►
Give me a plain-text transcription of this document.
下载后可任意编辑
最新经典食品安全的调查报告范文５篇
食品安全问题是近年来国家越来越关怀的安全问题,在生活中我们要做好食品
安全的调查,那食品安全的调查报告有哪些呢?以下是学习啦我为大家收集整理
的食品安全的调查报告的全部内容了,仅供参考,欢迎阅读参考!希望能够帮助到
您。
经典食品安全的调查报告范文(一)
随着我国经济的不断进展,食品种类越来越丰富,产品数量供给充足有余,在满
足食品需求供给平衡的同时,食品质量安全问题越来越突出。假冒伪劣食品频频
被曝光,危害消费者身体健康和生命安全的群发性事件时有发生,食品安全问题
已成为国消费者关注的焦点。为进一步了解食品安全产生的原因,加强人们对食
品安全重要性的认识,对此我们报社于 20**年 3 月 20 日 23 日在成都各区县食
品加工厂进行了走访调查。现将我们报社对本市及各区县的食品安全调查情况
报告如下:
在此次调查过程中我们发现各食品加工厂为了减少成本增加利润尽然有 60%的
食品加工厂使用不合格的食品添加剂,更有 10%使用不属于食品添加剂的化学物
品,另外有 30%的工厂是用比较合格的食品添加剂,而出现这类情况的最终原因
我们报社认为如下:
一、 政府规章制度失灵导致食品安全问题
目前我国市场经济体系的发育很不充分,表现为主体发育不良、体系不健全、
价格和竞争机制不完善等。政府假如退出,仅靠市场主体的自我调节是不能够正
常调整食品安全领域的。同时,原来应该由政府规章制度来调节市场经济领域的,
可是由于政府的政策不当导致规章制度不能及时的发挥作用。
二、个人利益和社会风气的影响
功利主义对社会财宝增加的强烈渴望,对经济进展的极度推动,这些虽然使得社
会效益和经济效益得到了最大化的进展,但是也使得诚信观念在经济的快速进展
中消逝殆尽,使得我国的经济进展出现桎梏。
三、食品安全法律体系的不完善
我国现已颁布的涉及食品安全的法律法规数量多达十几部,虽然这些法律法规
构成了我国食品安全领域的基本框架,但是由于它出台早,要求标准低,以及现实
◄
→ Exercise brief
The entries above should be repeated exactly, every one of them.

→ Output for this task
Give me a plain-text transcription of this document.
下载后可任意编辑
最新经典食品安全的调查报告范文５篇
食品安全问题是近年来国家越来越关怀的安全问题,在生活中我们要做好食品
安全的调查,那食品安全的调查报告有哪些呢?以下是学习啦我为大家收集整理
的食品安全的调查报告的全部内容了,仅供参考,欢迎阅读参考!希望能够帮助到
您。
经典食品安全的调查报告范文(一)
随着我国经济的不断进展,食品种类越来越丰富,产品数量供给充足有余,在满
足食品需求供给平衡的同时,食品质量安全问题越来越突出。假冒伪劣食品频频
被曝光,危害消费者身体健康和生命安全的群发性事件时有发生,食品安全问题
已成为国消费者关注的焦点。为进一步了解食品安全产生的原因,加强人们对食
品安全重要性的认识,对此我们报社于 20**年 3 月 20 日 23 日在成都各区县食
品加工厂进行了走访调查。现将我们报社对本市及各区县的食品安全调查情况
报告如下:
在此次调查过程中我们发现各食品加工厂为了减少成本增加利润尽然有 60%的
食品加工厂使用不合格的食品添加剂,更有 10%使用不属于食品添加剂的化学物
品,另外有 30%的工厂是用比较合格的食品添加剂,而出现这类情况的最终原因
我们报社认为如下:
一、 政府规章制度失灵导致食品安全问题
目前我国市场经济体系的发育很不充分,表现为主体发育不良、体系不健全、
价格和竞争机制不完善等。政府假如退出,仅靠市场主体的自我调节是不能够正
常调整食品安全领域的。同时,原来应该由政府规章制度来调节市场经济领域的,
可是由于政府的政策不当导致规章制度不能及时的发挥作用。
二、个人利益和社会风气的影响
功利主义对社会财宝增加的强烈渴望,对经济进展的极度推动,这些虽然使得社
会效益和经济效益得到了最大化的进展,但是也使得诚信观念在经济的快速进展
中消逝殆尽,使得我国的经济进展出现桎梏。
三、食品安全法律体系的不完善
我国现已颁布的涉及食品安全的法律法规数量多达十几部,虽然这些法律法规
构成了我国食品安全领域的基本框架,但是由于它出台早,要求标准低,以及现实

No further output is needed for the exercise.